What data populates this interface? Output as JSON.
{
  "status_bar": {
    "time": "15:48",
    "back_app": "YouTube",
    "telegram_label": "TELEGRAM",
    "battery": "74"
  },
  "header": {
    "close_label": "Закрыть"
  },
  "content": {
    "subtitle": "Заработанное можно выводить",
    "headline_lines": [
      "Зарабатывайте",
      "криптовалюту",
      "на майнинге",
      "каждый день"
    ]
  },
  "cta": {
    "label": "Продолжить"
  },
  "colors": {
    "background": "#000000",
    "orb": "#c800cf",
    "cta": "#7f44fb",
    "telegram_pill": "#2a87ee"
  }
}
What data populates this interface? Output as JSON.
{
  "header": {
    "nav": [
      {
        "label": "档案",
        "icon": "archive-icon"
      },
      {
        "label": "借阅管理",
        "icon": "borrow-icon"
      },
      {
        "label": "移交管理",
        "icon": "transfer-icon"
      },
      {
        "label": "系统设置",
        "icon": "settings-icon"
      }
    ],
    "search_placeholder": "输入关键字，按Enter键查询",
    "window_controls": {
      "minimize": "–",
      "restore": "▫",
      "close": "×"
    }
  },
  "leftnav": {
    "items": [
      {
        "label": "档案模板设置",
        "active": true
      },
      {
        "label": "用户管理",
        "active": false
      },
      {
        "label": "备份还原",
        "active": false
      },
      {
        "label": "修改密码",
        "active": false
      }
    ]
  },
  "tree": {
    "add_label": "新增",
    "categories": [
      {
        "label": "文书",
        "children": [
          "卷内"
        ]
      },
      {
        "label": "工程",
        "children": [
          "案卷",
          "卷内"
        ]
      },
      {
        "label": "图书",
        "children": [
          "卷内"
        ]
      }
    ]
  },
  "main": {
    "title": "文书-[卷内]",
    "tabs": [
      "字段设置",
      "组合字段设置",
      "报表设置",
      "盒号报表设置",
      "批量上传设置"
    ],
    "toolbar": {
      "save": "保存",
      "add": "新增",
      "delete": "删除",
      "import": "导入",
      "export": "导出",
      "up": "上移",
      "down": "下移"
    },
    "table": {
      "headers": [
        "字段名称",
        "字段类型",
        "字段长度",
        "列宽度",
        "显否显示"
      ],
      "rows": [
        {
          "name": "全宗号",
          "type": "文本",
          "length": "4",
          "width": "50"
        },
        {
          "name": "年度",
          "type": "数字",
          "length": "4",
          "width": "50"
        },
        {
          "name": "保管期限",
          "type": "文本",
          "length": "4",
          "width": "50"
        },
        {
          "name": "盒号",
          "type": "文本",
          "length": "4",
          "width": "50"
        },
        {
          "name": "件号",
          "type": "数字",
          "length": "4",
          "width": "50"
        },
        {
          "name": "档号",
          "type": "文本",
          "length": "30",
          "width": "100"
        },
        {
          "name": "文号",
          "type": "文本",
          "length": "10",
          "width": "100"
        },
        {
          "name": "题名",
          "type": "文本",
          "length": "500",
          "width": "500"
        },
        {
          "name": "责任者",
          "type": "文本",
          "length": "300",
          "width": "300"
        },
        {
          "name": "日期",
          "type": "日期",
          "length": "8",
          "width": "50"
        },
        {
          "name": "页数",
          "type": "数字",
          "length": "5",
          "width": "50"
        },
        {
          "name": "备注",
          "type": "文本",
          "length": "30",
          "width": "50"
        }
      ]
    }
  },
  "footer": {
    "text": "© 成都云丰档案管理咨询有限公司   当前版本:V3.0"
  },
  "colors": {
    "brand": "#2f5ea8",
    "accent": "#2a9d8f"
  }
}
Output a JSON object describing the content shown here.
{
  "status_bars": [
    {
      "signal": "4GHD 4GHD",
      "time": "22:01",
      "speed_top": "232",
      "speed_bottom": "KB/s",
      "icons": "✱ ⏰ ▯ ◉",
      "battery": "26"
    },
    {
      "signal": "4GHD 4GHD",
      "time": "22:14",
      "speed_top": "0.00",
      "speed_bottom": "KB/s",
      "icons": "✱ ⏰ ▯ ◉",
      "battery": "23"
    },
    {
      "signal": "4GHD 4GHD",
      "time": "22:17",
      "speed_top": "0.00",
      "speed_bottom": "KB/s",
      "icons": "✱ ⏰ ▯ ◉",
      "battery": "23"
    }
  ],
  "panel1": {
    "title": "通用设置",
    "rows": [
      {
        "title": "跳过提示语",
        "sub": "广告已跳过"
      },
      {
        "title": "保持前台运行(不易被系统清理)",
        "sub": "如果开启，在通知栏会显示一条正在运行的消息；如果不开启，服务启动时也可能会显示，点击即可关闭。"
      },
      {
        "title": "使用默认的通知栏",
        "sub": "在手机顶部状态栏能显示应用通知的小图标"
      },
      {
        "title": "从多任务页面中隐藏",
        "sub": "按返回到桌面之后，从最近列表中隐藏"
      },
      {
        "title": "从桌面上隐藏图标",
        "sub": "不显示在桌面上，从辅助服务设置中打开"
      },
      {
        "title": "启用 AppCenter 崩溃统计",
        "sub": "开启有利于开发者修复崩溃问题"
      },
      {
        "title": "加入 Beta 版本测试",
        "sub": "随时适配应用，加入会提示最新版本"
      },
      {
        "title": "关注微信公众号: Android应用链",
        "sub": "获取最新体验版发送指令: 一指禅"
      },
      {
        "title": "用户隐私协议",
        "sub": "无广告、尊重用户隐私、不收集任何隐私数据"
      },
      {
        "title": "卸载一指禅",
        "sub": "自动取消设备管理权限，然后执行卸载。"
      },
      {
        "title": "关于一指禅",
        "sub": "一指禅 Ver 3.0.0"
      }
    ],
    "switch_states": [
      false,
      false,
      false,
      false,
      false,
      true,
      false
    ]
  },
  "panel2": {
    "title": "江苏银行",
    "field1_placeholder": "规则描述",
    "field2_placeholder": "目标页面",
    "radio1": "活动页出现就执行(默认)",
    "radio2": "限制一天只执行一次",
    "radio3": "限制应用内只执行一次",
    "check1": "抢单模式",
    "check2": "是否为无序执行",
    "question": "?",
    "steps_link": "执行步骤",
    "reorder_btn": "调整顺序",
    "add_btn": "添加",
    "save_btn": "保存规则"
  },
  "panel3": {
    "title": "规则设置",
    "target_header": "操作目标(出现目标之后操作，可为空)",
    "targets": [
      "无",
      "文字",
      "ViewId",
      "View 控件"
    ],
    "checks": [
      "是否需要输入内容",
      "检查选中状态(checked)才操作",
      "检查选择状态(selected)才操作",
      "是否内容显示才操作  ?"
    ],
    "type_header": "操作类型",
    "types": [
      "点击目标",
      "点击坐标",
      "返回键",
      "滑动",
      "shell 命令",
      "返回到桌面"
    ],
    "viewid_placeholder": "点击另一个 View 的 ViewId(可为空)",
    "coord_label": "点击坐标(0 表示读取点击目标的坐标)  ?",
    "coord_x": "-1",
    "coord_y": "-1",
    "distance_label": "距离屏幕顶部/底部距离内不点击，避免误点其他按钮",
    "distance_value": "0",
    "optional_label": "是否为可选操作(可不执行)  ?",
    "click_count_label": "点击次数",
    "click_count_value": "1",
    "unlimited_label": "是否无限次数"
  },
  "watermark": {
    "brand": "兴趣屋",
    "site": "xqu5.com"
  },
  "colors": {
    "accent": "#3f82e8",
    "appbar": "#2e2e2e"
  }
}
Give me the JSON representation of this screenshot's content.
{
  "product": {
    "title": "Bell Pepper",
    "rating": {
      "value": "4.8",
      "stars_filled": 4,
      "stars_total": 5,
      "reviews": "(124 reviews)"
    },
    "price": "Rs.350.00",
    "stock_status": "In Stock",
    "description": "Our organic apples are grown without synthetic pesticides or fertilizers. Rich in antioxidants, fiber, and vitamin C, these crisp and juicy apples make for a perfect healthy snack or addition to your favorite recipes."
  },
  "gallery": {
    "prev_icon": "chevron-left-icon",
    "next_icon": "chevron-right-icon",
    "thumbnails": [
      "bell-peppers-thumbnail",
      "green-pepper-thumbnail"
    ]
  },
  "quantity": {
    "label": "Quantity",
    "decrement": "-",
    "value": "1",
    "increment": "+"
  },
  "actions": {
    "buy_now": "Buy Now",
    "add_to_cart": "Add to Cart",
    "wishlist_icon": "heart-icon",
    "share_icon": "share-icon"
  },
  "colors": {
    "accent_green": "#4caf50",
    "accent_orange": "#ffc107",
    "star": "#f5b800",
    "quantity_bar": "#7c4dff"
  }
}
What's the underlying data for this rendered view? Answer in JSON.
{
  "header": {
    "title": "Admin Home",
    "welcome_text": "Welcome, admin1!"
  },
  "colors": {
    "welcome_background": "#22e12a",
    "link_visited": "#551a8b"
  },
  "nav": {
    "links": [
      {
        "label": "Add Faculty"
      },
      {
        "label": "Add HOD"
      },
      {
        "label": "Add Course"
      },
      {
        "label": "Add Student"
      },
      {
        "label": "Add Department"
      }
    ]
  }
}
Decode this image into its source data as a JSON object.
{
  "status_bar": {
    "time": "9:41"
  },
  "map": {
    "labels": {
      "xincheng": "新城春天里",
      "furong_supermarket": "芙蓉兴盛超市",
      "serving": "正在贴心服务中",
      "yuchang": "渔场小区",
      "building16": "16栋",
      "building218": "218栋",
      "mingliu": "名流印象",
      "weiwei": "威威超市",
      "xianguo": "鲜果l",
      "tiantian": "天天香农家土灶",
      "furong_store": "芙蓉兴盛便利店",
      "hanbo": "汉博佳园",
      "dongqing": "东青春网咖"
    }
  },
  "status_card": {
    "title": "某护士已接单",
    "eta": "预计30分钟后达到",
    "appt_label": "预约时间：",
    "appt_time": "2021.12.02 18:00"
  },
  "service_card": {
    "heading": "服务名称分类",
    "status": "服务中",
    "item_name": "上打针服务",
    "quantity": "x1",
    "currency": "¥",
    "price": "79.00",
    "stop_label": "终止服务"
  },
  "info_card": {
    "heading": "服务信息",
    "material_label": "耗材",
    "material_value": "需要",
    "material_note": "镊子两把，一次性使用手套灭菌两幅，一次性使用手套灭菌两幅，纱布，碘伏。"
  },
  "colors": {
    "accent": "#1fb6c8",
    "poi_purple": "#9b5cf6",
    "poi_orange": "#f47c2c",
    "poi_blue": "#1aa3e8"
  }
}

====

▶ **The exercise**: In the listing, find all lines with the string "battery" and copy them.

▶ **Result of the exercise**:
    "battery": "74"
      "battery": "26"
      "battery": "23"
      "battery": "23"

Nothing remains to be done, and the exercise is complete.